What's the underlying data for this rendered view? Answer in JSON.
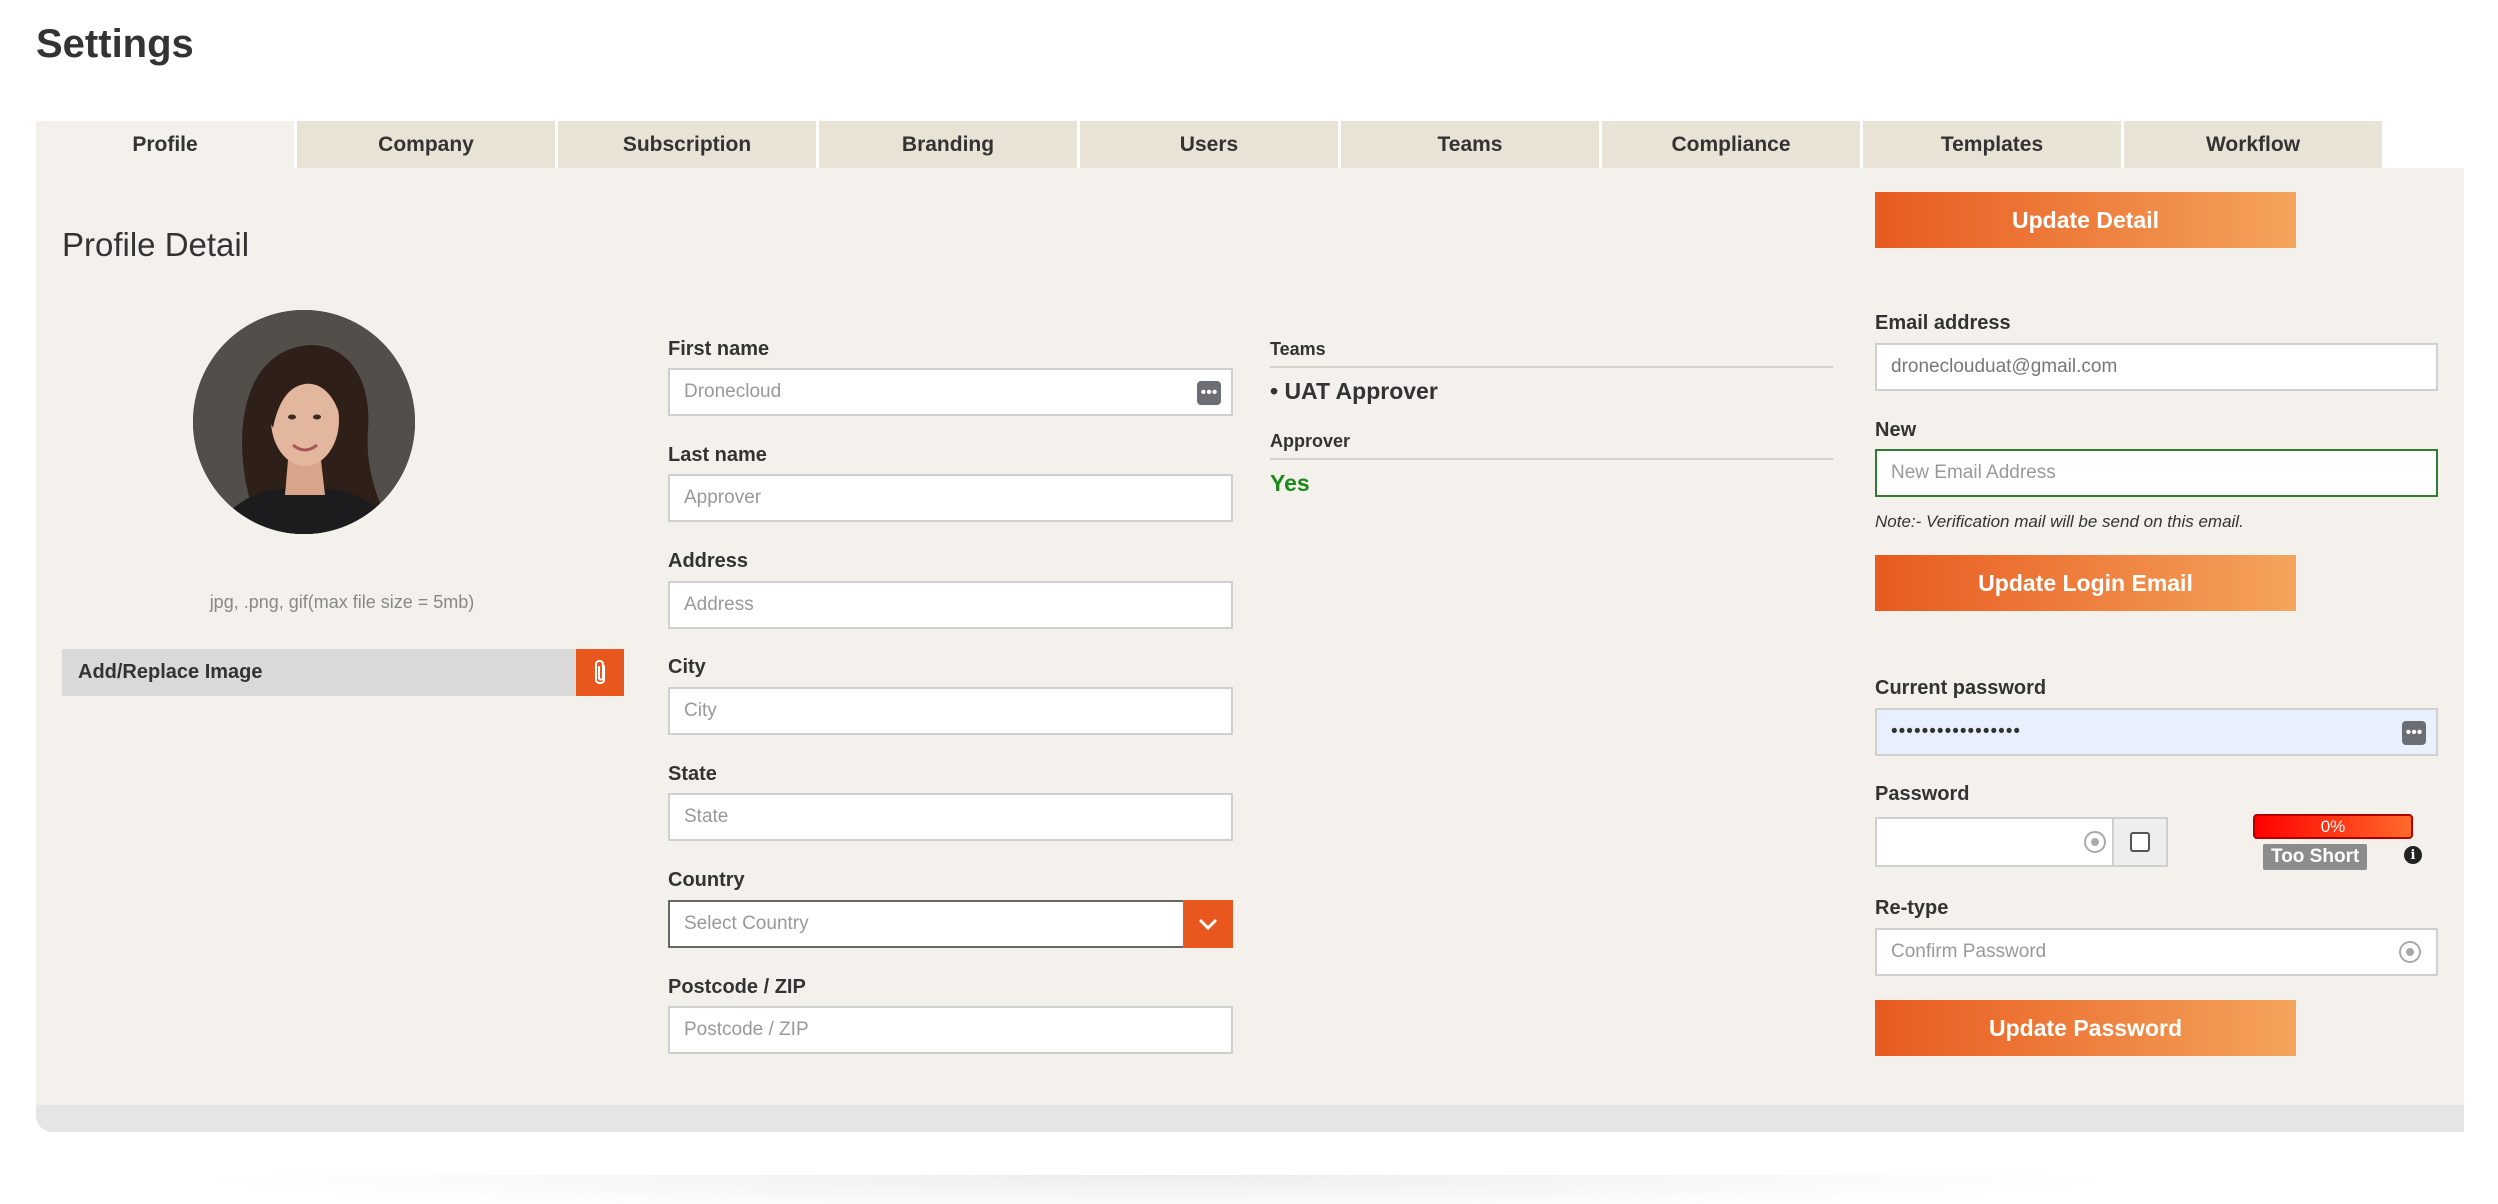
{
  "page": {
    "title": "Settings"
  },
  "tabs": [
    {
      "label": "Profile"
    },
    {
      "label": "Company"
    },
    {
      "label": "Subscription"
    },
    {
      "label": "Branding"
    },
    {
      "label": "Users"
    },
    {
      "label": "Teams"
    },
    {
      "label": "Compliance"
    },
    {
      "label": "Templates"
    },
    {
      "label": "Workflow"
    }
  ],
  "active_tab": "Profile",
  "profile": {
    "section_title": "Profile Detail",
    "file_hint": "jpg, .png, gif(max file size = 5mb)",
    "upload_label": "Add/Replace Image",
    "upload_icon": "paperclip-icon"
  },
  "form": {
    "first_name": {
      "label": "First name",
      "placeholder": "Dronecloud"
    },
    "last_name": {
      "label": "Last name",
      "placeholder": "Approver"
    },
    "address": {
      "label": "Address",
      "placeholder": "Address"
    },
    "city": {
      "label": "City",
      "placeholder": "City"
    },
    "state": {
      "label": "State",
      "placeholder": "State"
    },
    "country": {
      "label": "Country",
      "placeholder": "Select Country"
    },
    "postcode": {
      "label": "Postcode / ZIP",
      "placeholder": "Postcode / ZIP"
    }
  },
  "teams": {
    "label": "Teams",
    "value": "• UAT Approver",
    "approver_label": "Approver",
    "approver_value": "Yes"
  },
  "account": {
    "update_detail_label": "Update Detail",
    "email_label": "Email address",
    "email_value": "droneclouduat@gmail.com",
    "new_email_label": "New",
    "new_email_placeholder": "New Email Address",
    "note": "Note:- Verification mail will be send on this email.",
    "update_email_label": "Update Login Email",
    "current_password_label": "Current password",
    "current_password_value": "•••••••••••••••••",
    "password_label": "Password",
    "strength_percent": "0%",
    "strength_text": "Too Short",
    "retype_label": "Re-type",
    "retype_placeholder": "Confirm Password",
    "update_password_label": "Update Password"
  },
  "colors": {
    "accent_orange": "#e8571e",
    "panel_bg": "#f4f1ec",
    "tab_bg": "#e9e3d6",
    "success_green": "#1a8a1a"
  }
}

§

- WORK TO COMPLETE
Each line in the records above should be reproduced exactly; images are not copied.

- EXPECTED ANSWER
What's the underlying data for this rendered view? Answer in JSON.
{
  "page": {
    "title": "Settings"
  },
  "tabs": [
    {
      "label": "Profile"
    },
    {
      "label": "Company"
    },
    {
      "label": "Subscription"
    },
    {
      "label": "Branding"
    },
    {
      "label": "Users"
    },
    {
      "label": "Teams"
    },
    {
      "label": "Compliance"
    },
    {
      "label": "Templates"
    },
    {
      "label": "Workflow"
    }
  ],
  "active_tab": "Profile",
  "profile": {
    "section_title": "Profile Detail",
    "file_hint": "jpg, .png, gif(max file size = 5mb)",
    "upload_label": "Add/Replace Image",
    "upload_icon": "paperclip-icon"
  },
  "form": {
    "first_name": {
      "label": "First name",
      "placeholder": "Dronecloud"
    },
    "last_name": {
      "label": "Last name",
      "placeholder": "Approver"
    },
    "address": {
      "label": "Address",
      "placeholder": "Address"
    },
    "city": {
      "label": "City",
      "placeholder": "City"
    },
    "state": {
      "label": "State",
      "placeholder": "State"
    },
    "country": {
      "label": "Country",
      "placeholder": "Select Country"
    },
    "postcode": {
      "label": "Postcode / ZIP",
      "placeholder": "Postcode / ZIP"
    }
  },
  "teams": {
    "label": "Teams",
    "value": "• UAT Approver",
    "approver_label": "Approver",
    "approver_value": "Yes"
  },
  "account": {
    "update_detail_label": "Update Detail",
    "email_label": "Email address",
    "email_value": "droneclouduat@gmail.com",
    "new_email_label": "New",
    "new_email_placeholder": "New Email Address",
    "note": "Note:- Verification mail will be send on this email.",
    "update_email_label": "Update Login Email",
    "current_password_label": "Current password",
    "current_password_value": "•••••••••••••••••",
    "password_label": "Password",
    "strength_percent": "0%",
    "strength_text": "Too Short",
    "retype_label": "Re-type",
    "retype_placeholder": "Confirm Password",
    "update_password_label": "Update Password"
  },
  "colors": {
    "accent_orange": "#e8571e",
    "panel_bg": "#f4f1ec",
    "tab_bg": "#e9e3d6",
    "success_green": "#1a8a1a"
  }
}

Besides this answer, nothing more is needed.